* To do
Reproduce the data in its entirety, exactly as supplied.

Stored data entries
################

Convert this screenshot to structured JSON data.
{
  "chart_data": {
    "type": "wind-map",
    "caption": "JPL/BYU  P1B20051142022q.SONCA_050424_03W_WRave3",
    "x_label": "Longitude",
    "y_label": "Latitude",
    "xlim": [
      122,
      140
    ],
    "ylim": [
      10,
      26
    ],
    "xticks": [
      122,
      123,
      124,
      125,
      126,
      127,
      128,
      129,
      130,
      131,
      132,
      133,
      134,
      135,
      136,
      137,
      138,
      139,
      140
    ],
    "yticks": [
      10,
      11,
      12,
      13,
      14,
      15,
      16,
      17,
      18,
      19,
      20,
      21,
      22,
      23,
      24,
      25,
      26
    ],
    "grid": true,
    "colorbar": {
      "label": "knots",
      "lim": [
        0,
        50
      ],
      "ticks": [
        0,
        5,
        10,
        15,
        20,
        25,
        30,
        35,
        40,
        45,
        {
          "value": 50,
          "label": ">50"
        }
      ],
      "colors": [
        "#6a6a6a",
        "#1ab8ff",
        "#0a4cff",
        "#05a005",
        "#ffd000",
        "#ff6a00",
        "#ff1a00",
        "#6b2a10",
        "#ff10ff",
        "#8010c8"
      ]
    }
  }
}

################

* Solution to this task
Convert this screenshot to structured JSON data.
{
  "chart_data": {
    "type": "wind-map",
    "caption": "JPL/BYU  P1B20051142022q.SONCA_050424_03W_WRave3",
    "x_label": "Longitude",
    "y_label": "Latitude",
    "xlim": [
      122,
      140
    ],
    "ylim": [
      10,
      26
    ],
    "xticks": [
      122,
      123,
      124,
      125,
      126,
      127,
      128,
      129,
      130,
      131,
      132,
      133,
      134,
      135,
      136,
      137,
      138,
      139,
      140
    ],
    "yticks": [
      10,
      11,
      12,
      13,
      14,
      15,
      16,
      17,
      18,
      19,
      20,
      21,
      22,
      23,
      24,
      25,
      26
    ],
    "grid": true,
    "colorbar": {
      "label": "knots",
      "lim": [
        0,
        50
      ],
      "ticks": [
        0,
        5,
        10,
        15,
        20,
        25,
        30,
        35,
        40,
        45,
        {
          "value": 50,
          "label": ">50"
        }
      ],
      "colors": [
        "#6a6a6a",
        "#1ab8ff",
        "#0a4cff",
        "#05a005",
        "#ffd000",
        "#ff6a00",
        "#ff1a00",
        "#6b2a10",
        "#ff10ff",
        "#8010c8"
      ]
    }
  }
}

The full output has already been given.